## Written task
Could you repeat the records below exactly, leaving out any pictures?

## Data to use
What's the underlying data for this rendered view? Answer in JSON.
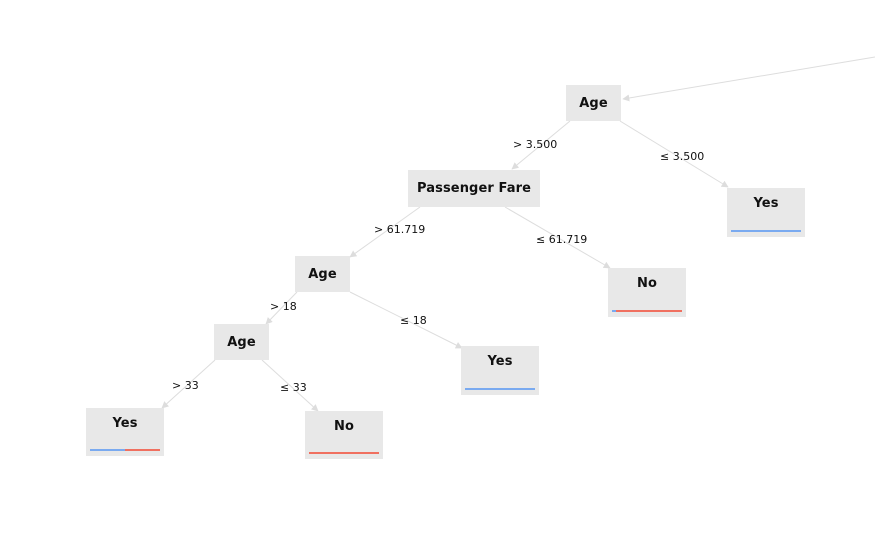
{
  "colors": {
    "node_bg": "#e8e8e8",
    "edge": "#dddddd",
    "yes": "#7aaaf0",
    "no": "#f07060"
  },
  "tree": {
    "root": {
      "label": "Age"
    },
    "root_left_edge": {
      "label": "> 3.500"
    },
    "root_right_edge": {
      "label": "≤ 3.500"
    },
    "n_fare": {
      "label": "Passenger Fare"
    },
    "fare_left_edge": {
      "label": "> 61.719"
    },
    "fare_right_edge": {
      "label": "≤ 61.719"
    },
    "n_age2": {
      "label": "Age"
    },
    "age2_left_edge": {
      "label": "> 18"
    },
    "age2_right_edge": {
      "label": "≤ 18"
    },
    "n_age3": {
      "label": "Age"
    },
    "age3_left_edge": {
      "label": "> 33"
    },
    "age3_right_edge": {
      "label": "≤ 33"
    },
    "leaf_yes_root": {
      "label": "Yes",
      "yes_share": 1.0,
      "no_share": 0.0
    },
    "leaf_no_fare": {
      "label": "No",
      "yes_share": 0.05,
      "no_share": 0.95
    },
    "leaf_yes_age2": {
      "label": "Yes",
      "yes_share": 1.0,
      "no_share": 0.0
    },
    "leaf_yes_age3": {
      "label": "Yes",
      "yes_share": 0.5,
      "no_share": 0.5
    },
    "leaf_no_age3": {
      "label": "No",
      "yes_share": 0.0,
      "no_share": 1.0
    }
  }
}
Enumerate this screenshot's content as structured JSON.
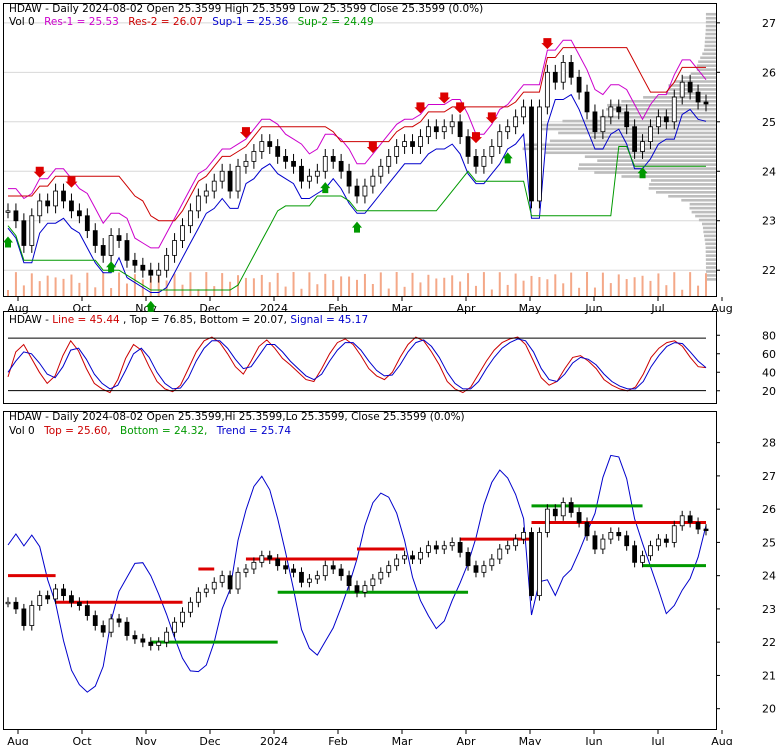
{
  "chart_data": [
    {
      "type": "candlestick",
      "panel": "price",
      "header": {
        "segments": [
          {
            "text": "HDAW - Daily 2024-08-02 Open 25.3599  High 25.3599  Low 25.3599  Close 25.3599 (0.0%)",
            "color": "#000000"
          }
        ],
        "line2": [
          {
            "text": "Vol 0",
            "color": "#000000"
          },
          {
            "text": "Res-1 = 25.53",
            "color": "#cc00cc"
          },
          {
            "text": "Res-2 = 26.07",
            "color": "#cc0000"
          },
          {
            "text": "Sup-1 = 25.36",
            "color": "#0000cc"
          },
          {
            "text": "Sup-2 = 24.49",
            "color": "#009900"
          }
        ]
      },
      "y_ticks": [
        "27",
        "26",
        "25",
        "24",
        "23",
        "22"
      ],
      "ylim": [
        21.6,
        27.3
      ],
      "x_labels": [
        "Aug",
        "Oct",
        "Nov",
        "Dec",
        "2024",
        "Feb",
        "Mar",
        "Apr",
        "May",
        "Jun",
        "Jul",
        "Aug"
      ],
      "close": [
        23.2,
        23.0,
        22.5,
        23.1,
        23.4,
        23.3,
        23.6,
        23.4,
        23.2,
        23.1,
        22.8,
        22.5,
        22.3,
        22.7,
        22.6,
        22.2,
        22.1,
        22.0,
        21.9,
        22.0,
        22.3,
        22.6,
        22.9,
        23.2,
        23.5,
        23.6,
        23.8,
        24.0,
        23.6,
        24.1,
        24.2,
        24.4,
        24.6,
        24.5,
        24.3,
        24.2,
        24.1,
        23.8,
        23.9,
        24.0,
        24.3,
        24.2,
        24.0,
        23.7,
        23.5,
        23.7,
        23.9,
        24.1,
        24.3,
        24.5,
        24.6,
        24.5,
        24.7,
        24.9,
        24.8,
        24.9,
        25.0,
        24.7,
        24.3,
        24.1,
        24.3,
        24.5,
        24.8,
        24.9,
        25.1,
        25.3,
        23.4,
        25.3,
        26.0,
        25.8,
        26.2,
        25.9,
        25.6,
        25.2,
        24.8,
        25.1,
        25.3,
        25.2,
        24.9,
        24.4,
        24.6,
        24.9,
        25.1,
        25.0,
        25.5,
        25.8,
        25.6,
        25.4,
        25.36
      ],
      "volume_note": "Vol 0"
    },
    {
      "type": "line",
      "panel": "stochastic",
      "header": [
        {
          "text": "HDAW - ",
          "color": "#000000"
        },
        {
          "text": "Line = 45.44",
          "color": "#cc0000"
        },
        {
          "text": ", Top = 76.85, Bottom = 20.07, ",
          "color": "#000000"
        },
        {
          "text": "Signal = 45.17",
          "color": "#0000cc"
        }
      ],
      "y_ticks": [
        "80",
        "60",
        "40",
        "20"
      ],
      "ylim": [
        10,
        90
      ],
      "series": [
        {
          "name": "Line",
          "color": "#cc0000",
          "values": [
            35,
            62,
            70,
            55,
            40,
            28,
            36,
            58,
            74,
            63,
            44,
            28,
            22,
            18,
            32,
            55,
            70,
            64,
            46,
            30,
            22,
            19,
            26,
            44,
            62,
            74,
            78,
            72,
            60,
            46,
            38,
            52,
            68,
            75,
            66,
            55,
            48,
            40,
            32,
            30,
            44,
            60,
            72,
            76,
            70,
            58,
            44,
            36,
            32,
            40,
            56,
            70,
            78,
            74,
            62,
            48,
            30,
            22,
            18,
            24,
            38,
            52,
            64,
            72,
            76,
            78,
            70,
            52,
            34,
            26,
            30,
            44,
            56,
            58,
            52,
            44,
            32,
            26,
            22,
            20,
            24,
            38,
            56,
            66,
            72,
            74,
            68,
            56,
            46,
            45
          ]
        },
        {
          "name": "Signal",
          "color": "#0000cc",
          "values": [
            40,
            52,
            62,
            60,
            50,
            38,
            34,
            46,
            64,
            66,
            54,
            38,
            28,
            22,
            26,
            42,
            60,
            66,
            56,
            40,
            28,
            22,
            23,
            34,
            52,
            66,
            74,
            74,
            66,
            54,
            44,
            46,
            58,
            70,
            70,
            62,
            52,
            44,
            36,
            32,
            38,
            52,
            64,
            72,
            72,
            64,
            52,
            42,
            36,
            37,
            48,
            62,
            72,
            75,
            68,
            56,
            40,
            28,
            22,
            22,
            30,
            44,
            56,
            66,
            72,
            76,
            74,
            62,
            44,
            32,
            30,
            38,
            50,
            56,
            54,
            48,
            38,
            30,
            25,
            22,
            22,
            30,
            46,
            58,
            68,
            72,
            71,
            62,
            52,
            45
          ]
        },
        {
          "name": "Top",
          "color": "#000000",
          "values": [
            76.85
          ]
        },
        {
          "name": "Bottom",
          "color": "#000000",
          "values": [
            20.07
          ]
        }
      ]
    },
    {
      "type": "candlestick",
      "panel": "trend",
      "header": {
        "segments": [
          {
            "text": "HDAW - Daily 2024-08-02 Open 25.3599,Hi 25.3599,Lo 25.3599, Close 25.3599 (0.0%)",
            "color": "#000000"
          }
        ],
        "line2": [
          {
            "text": "Vol 0",
            "color": "#000000"
          },
          {
            "text": "Top = 25.60,",
            "color": "#cc0000"
          },
          {
            "text": "Bottom = 24.32,",
            "color": "#009900"
          },
          {
            "text": "Trend = 25.74",
            "color": "#0000cc"
          }
        ]
      },
      "y_ticks": [
        "28",
        "27",
        "26",
        "25",
        "24",
        "23",
        "22",
        "21",
        "20"
      ],
      "ylim": [
        19.6,
        28.5
      ],
      "x_labels": [
        "Aug",
        "Oct",
        "Nov",
        "Dec",
        "2024",
        "Feb",
        "Mar",
        "Apr",
        "May",
        "Jun",
        "Jul",
        "Aug"
      ]
    }
  ]
}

## Answer in full
What's the underlying data for this rendered view? Answer in JSON.
{
  "colors": {
    "node_bg": "#e8e8e8",
    "edge": "#dddddd",
    "yes": "#7aaaf0",
    "no": "#f07060"
  },
  "tree": {
    "root": {
      "label": "Age"
    },
    "root_left_edge": {
      "label": "> 3.500"
    },
    "root_right_edge": {
      "label": "≤ 3.500"
    },
    "n_fare": {
      "label": "Passenger Fare"
    },
    "fare_left_edge": {
      "label": "> 61.719"
    },
    "fare_right_edge": {
      "label": "≤ 61.719"
    },
    "n_age2": {
      "label": "Age"
    },
    "age2_left_edge": {
      "label": "> 18"
    },
    "age2_right_edge": {
      "label": "≤ 18"
    },
    "n_age3": {
      "label": "Age"
    },
    "age3_left_edge": {
      "label": "> 33"
    },
    "age3_right_edge": {
      "label": "≤ 33"
    },
    "leaf_yes_root": {
      "label": "Yes",
      "yes_share": 1.0,
      "no_share": 0.0
    },
    "leaf_no_fare": {
      "label": "No",
      "yes_share": 0.05,
      "no_share": 0.95
    },
    "leaf_yes_age2": {
      "label": "Yes",
      "yes_share": 1.0,
      "no_share": 0.0
    },
    "leaf_yes_age3": {
      "label": "Yes",
      "yes_share": 0.5,
      "no_share": 0.5
    },
    "leaf_no_age3": {
      "label": "No",
      "yes_share": 0.0,
      "no_share": 1.0
    }
  }
}
Enumerate this screenshot's content as structured JSON.
{
  "chart_data": [
    {
      "type": "candlestick",
      "panel": "price",
      "header": {
        "segments": [
          {
            "text": "HDAW - Daily 2024-08-02 Open 25.3599  High 25.3599  Low 25.3599  Close 25.3599 (0.0%)",
            "color": "#000000"
          }
        ],
        "line2": [
          {
            "text": "Vol 0",
            "color": "#000000"
          },
          {
            "text": "Res-1 = 25.53",
            "color": "#cc00cc"
          },
          {
            "text": "Res-2 = 26.07",
            "color": "#cc0000"
          },
          {
            "text": "Sup-1 = 25.36",
            "color": "#0000cc"
          },
          {
            "text": "Sup-2 = 24.49",
            "color": "#009900"
          }
        ]
      },
      "y_ticks": [
        "27",
        "26",
        "25",
        "24",
        "23",
        "22"
      ],
      "ylim": [
        21.6,
        27.3
      ],
      "x_labels": [
        "Aug",
        "Oct",
        "Nov",
        "Dec",
        "2024",
        "Feb",
        "Mar",
        "Apr",
        "May",
        "Jun",
        "Jul",
        "Aug"
      ],
      "close": [
        23.2,
        23.0,
        22.5,
        23.1,
        23.4,
        23.3,
        23.6,
        23.4,
        23.2,
        23.1,
        22.8,
        22.5,
        22.3,
        22.7,
        22.6,
        22.2,
        22.1,
        22.0,
        21.9,
        22.0,
        22.3,
        22.6,
        22.9,
        23.2,
        23.5,
        23.6,
        23.8,
        24.0,
        23.6,
        24.1,
        24.2,
        24.4,
        24.6,
        24.5,
        24.3,
        24.2,
        24.1,
        23.8,
        23.9,
        24.0,
        24.3,
        24.2,
        24.0,
        23.7,
        23.5,
        23.7,
        23.9,
        24.1,
        24.3,
        24.5,
        24.6,
        24.5,
        24.7,
        24.9,
        24.8,
        24.9,
        25.0,
        24.7,
        24.3,
        24.1,
        24.3,
        24.5,
        24.8,
        24.9,
        25.1,
        25.3,
        23.4,
        25.3,
        26.0,
        25.8,
        26.2,
        25.9,
        25.6,
        25.2,
        24.8,
        25.1,
        25.3,
        25.2,
        24.9,
        24.4,
        24.6,
        24.9,
        25.1,
        25.0,
        25.5,
        25.8,
        25.6,
        25.4,
        25.36
      ],
      "volume_note": "Vol 0"
    },
    {
      "type": "line",
      "panel": "stochastic",
      "header": [
        {
          "text": "HDAW - ",
          "color": "#000000"
        },
        {
          "text": "Line = 45.44",
          "color": "#cc0000"
        },
        {
          "text": ", Top = 76.85, Bottom = 20.07, ",
          "color": "#000000"
        },
        {
          "text": "Signal = 45.17",
          "color": "#0000cc"
        }
      ],
      "y_ticks": [
        "80",
        "60",
        "40",
        "20"
      ],
      "ylim": [
        10,
        90
      ],
      "series": [
        {
          "name": "Line",
          "color": "#cc0000",
          "values": [
            35,
            62,
            70,
            55,
            40,
            28,
            36,
            58,
            74,
            63,
            44,
            28,
            22,
            18,
            32,
            55,
            70,
            64,
            46,
            30,
            22,
            19,
            26,
            44,
            62,
            74,
            78,
            72,
            60,
            46,
            38,
            52,
            68,
            75,
            66,
            55,
            48,
            40,
            32,
            30,
            44,
            60,
            72,
            76,
            70,
            58,
            44,
            36,
            32,
            40,
            56,
            70,
            78,
            74,
            62,
            48,
            30,
            22,
            18,
            24,
            38,
            52,
            64,
            72,
            76,
            78,
            70,
            52,
            34,
            26,
            30,
            44,
            56,
            58,
            52,
            44,
            32,
            26,
            22,
            20,
            24,
            38,
            56,
            66,
            72,
            74,
            68,
            56,
            46,
            45
          ]
        },
        {
          "name": "Signal",
          "color": "#0000cc",
          "values": [
            40,
            52,
            62,
            60,
            50,
            38,
            34,
            46,
            64,
            66,
            54,
            38,
            28,
            22,
            26,
            42,
            60,
            66,
            56,
            40,
            28,
            22,
            23,
            34,
            52,
            66,
            74,
            74,
            66,
            54,
            44,
            46,
            58,
            70,
            70,
            62,
            52,
            44,
            36,
            32,
            38,
            52,
            64,
            72,
            72,
            64,
            52,
            42,
            36,
            37,
            48,
            62,
            72,
            75,
            68,
            56,
            40,
            28,
            22,
            22,
            30,
            44,
            56,
            66,
            72,
            76,
            74,
            62,
            44,
            32,
            30,
            38,
            50,
            56,
            54,
            48,
            38,
            30,
            25,
            22,
            22,
            30,
            46,
            58,
            68,
            72,
            71,
            62,
            52,
            45
          ]
        },
        {
          "name": "Top",
          "color": "#000000",
          "values": [
            76.85
          ]
        },
        {
          "name": "Bottom",
          "color": "#000000",
          "values": [
            20.07
          ]
        }
      ]
    },
    {
      "type": "candlestick",
      "panel": "trend",
      "header": {
        "segments": [
          {
            "text": "HDAW - Daily 2024-08-02 Open 25.3599,Hi 25.3599,Lo 25.3599, Close 25.3599 (0.0%)",
            "color": "#000000"
          }
        ],
        "line2": [
          {
            "text": "Vol 0",
            "color": "#000000"
          },
          {
            "text": "Top = 25.60,",
            "color": "#cc0000"
          },
          {
            "text": "Bottom = 24.32,",
            "color": "#009900"
          },
          {
            "text": "Trend = 25.74",
            "color": "#0000cc"
          }
        ]
      },
      "y_ticks": [
        "28",
        "27",
        "26",
        "25",
        "24",
        "23",
        "22",
        "21",
        "20"
      ],
      "ylim": [
        19.6,
        28.5
      ],
      "x_labels": [
        "Aug",
        "Oct",
        "Nov",
        "Dec",
        "2024",
        "Feb",
        "Mar",
        "Apr",
        "May",
        "Jun",
        "Jul",
        "Aug"
      ]
    }
  ]
}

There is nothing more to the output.